─── EXERCISE INPUT ───

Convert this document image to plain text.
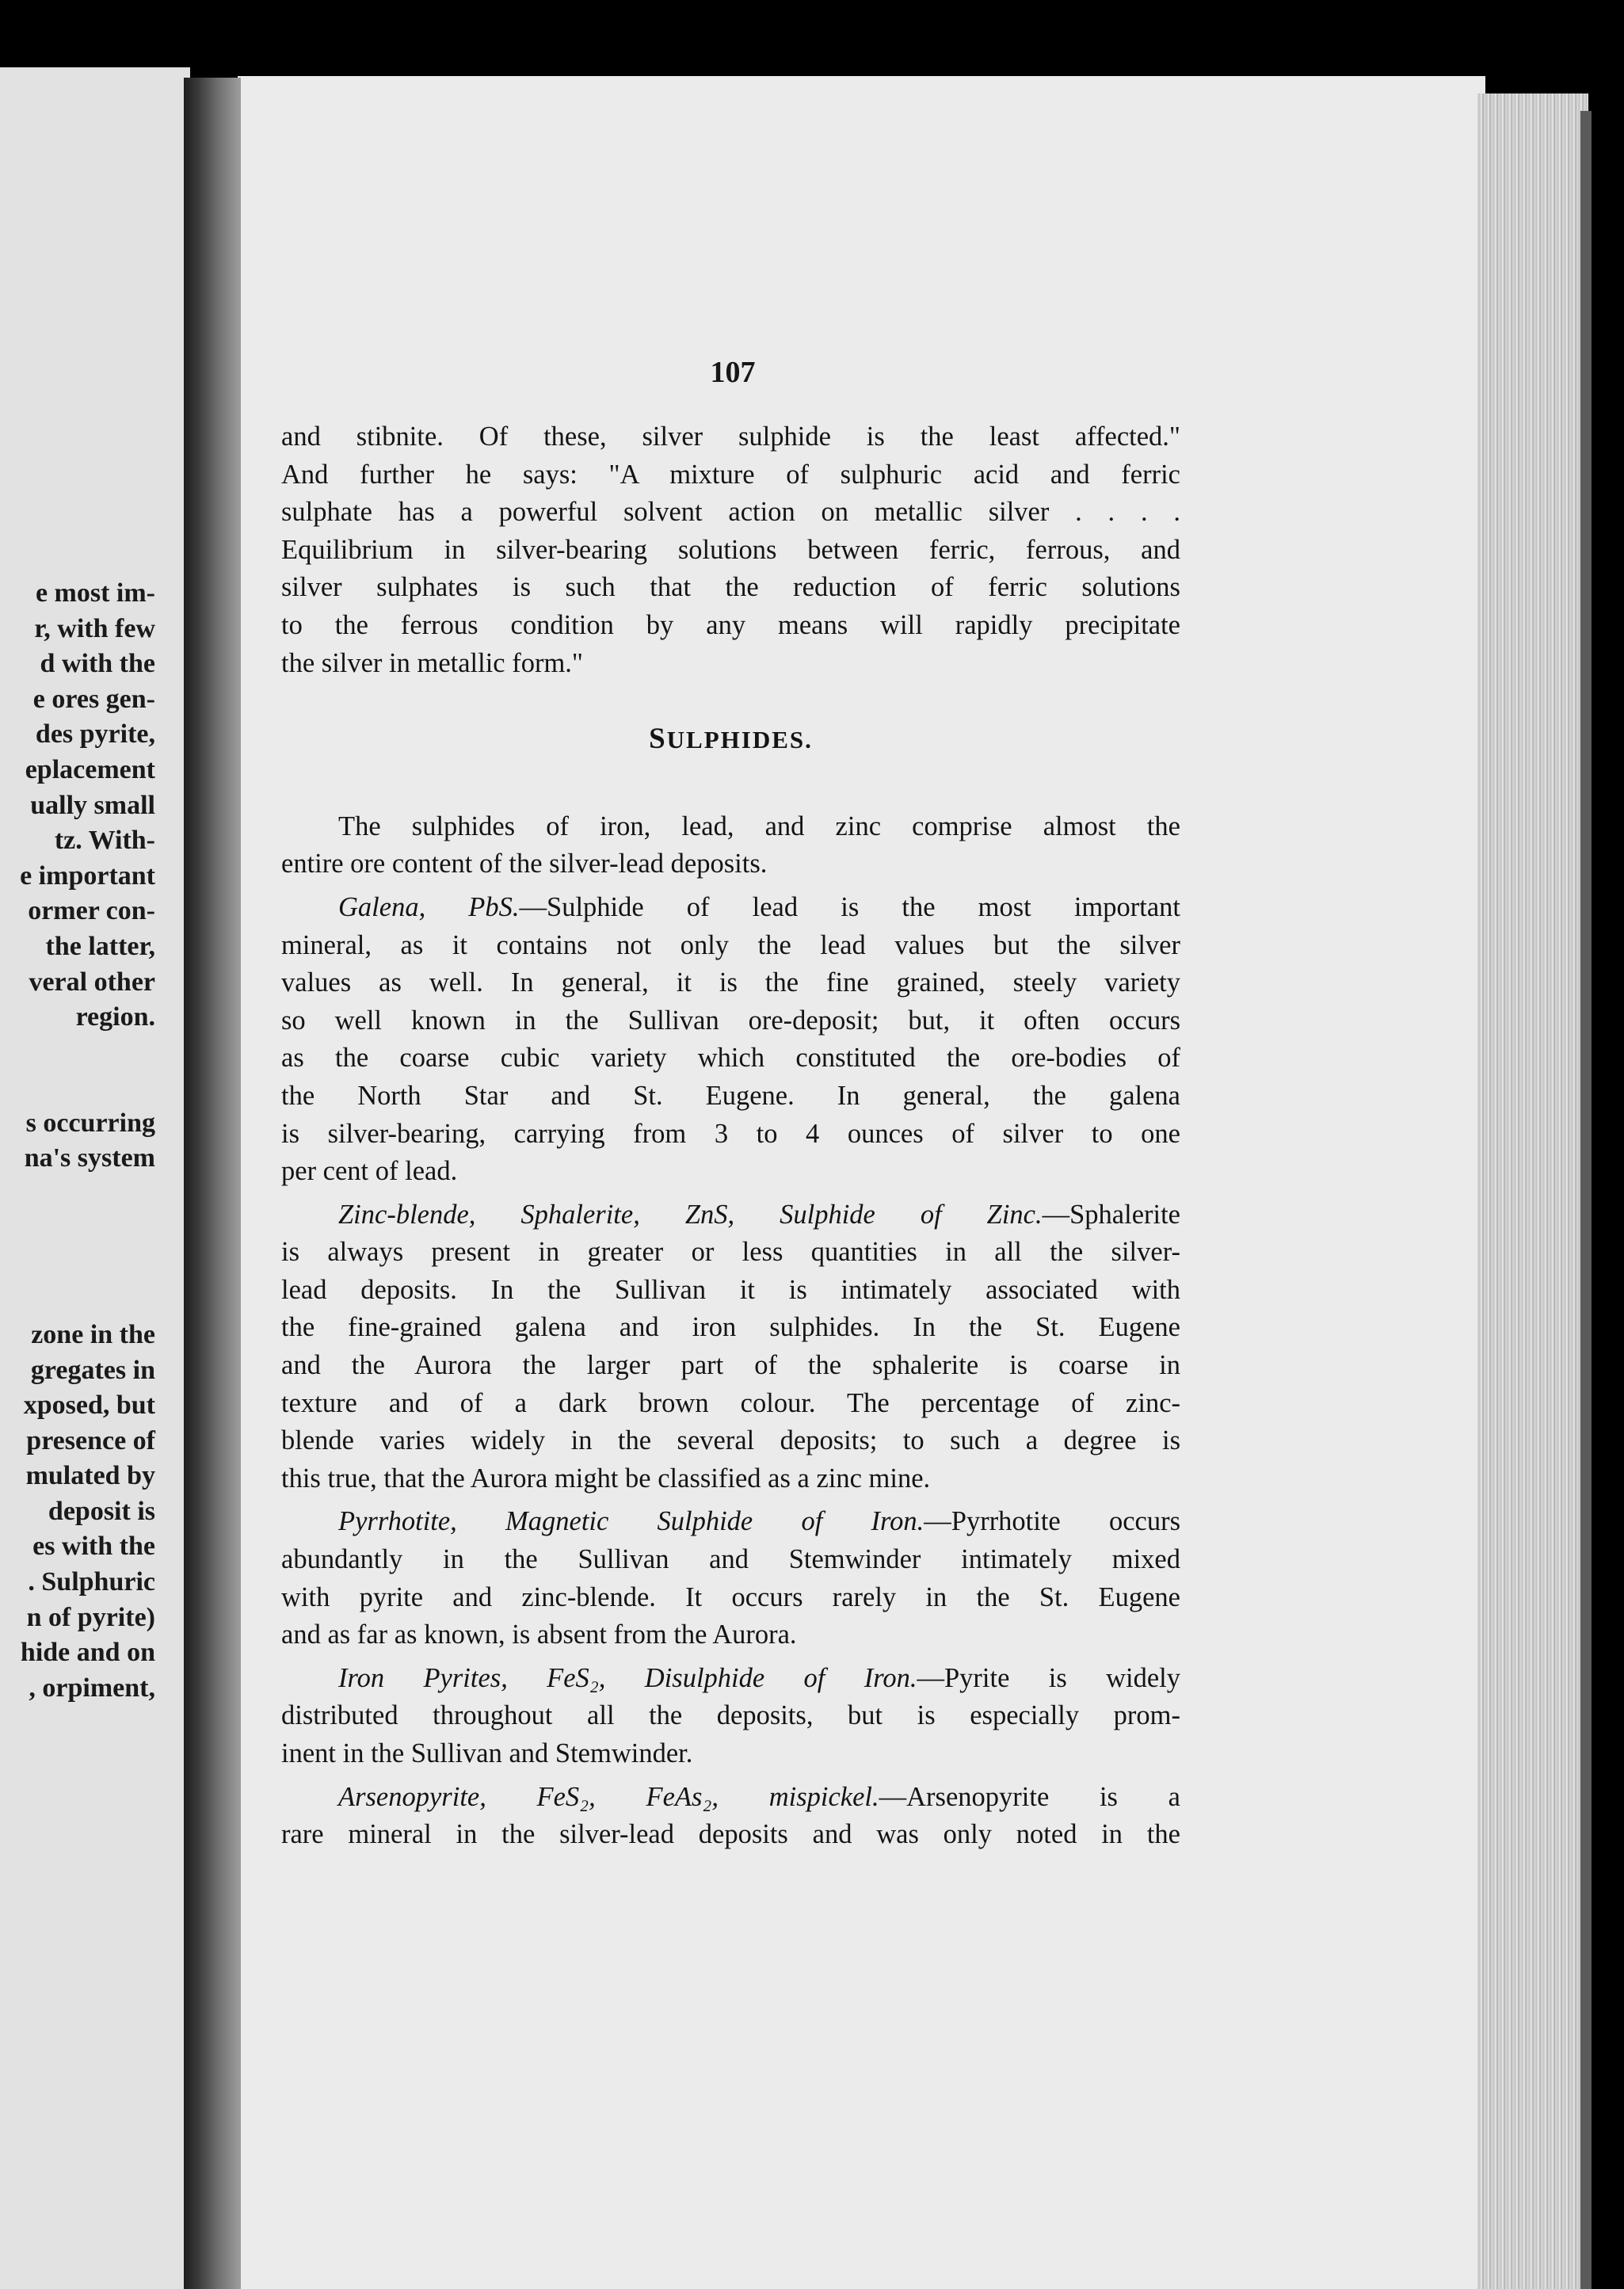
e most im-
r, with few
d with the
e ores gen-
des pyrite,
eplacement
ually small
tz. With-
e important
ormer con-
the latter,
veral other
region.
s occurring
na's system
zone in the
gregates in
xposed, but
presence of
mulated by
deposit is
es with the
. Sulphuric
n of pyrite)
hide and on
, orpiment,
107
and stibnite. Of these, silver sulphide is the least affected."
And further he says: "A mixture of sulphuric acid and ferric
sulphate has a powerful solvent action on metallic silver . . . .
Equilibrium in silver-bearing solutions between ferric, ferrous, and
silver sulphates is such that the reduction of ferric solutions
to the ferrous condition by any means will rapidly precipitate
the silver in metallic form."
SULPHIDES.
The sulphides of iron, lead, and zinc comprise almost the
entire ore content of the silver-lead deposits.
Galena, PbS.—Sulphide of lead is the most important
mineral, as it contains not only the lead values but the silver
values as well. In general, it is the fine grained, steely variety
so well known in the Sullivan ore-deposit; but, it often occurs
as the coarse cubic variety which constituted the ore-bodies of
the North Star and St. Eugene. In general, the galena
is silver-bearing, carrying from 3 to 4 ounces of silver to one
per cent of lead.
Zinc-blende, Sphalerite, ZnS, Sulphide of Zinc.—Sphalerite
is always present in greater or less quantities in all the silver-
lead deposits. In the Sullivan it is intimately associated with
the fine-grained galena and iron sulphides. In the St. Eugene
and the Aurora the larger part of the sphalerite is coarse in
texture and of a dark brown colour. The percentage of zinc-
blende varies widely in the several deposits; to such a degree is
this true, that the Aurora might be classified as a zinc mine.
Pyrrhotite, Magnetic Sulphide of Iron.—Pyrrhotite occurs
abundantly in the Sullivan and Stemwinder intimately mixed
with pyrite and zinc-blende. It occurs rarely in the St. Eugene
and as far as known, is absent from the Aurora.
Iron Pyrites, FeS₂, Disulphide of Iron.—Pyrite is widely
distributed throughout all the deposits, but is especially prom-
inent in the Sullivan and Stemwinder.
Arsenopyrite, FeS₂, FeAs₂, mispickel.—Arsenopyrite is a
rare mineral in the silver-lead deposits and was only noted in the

───

Omit the pictures. Transcribe every record exactly.

RESULT →
Convert this document image to plain text.
e most im-
r, with few
d with the
e ores gen-
des pyrite,
eplacement
ually small
tz. With-
e important
ormer con-
the latter,
veral other
region.
s occurring
na's system
zone in the
gregates in
xposed, but
presence of
mulated by
deposit is
es with the
. Sulphuric
n of pyrite)
hide and on
, orpiment,
107
and stibnite. Of these, silver sulphide is the least affected."
And further he says: "A mixture of sulphuric acid and ferric
sulphate has a powerful solvent action on metallic silver . . . .
Equilibrium in silver-bearing solutions between ferric, ferrous, and
silver sulphates is such that the reduction of ferric solutions
to the ferrous condition by any means will rapidly precipitate
the silver in metallic form."
SULPHIDES.
The sulphides of iron, lead, and zinc comprise almost the
entire ore content of the silver-lead deposits.
Galena, PbS.—Sulphide of lead is the most important
mineral, as it contains not only the lead values but the silver
values as well. In general, it is the fine grained, steely variety
so well known in the Sullivan ore-deposit; but, it often occurs
as the coarse cubic variety which constituted the ore-bodies of
the North Star and St. Eugene. In general, the galena
is silver-bearing, carrying from 3 to 4 ounces of silver to one
per cent of lead.
Zinc-blende, Sphalerite, ZnS, Sulphide of Zinc.—Sphalerite
is always present in greater or less quantities in all the silver-
lead deposits. In the Sullivan it is intimately associated with
the fine-grained galena and iron sulphides. In the St. Eugene
and the Aurora the larger part of the sphalerite is coarse in
texture and of a dark brown colour. The percentage of zinc-
blende varies widely in the several deposits; to such a degree is
this true, that the Aurora might be classified as a zinc mine.
Pyrrhotite, Magnetic Sulphide of Iron.—Pyrrhotite occurs
abundantly in the Sullivan and Stemwinder intimately mixed
with pyrite and zinc-blende. It occurs rarely in the St. Eugene
and as far as known, is absent from the Aurora.
Iron Pyrites, FeS₂, Disulphide of Iron.—Pyrite is widely
distributed throughout all the deposits, but is especially prom-
inent in the Sullivan and Stemwinder.
Arsenopyrite, FeS₂, FeAs₂, mispickel.—Arsenopyrite is a
rare mineral in the silver-lead deposits and was only noted in the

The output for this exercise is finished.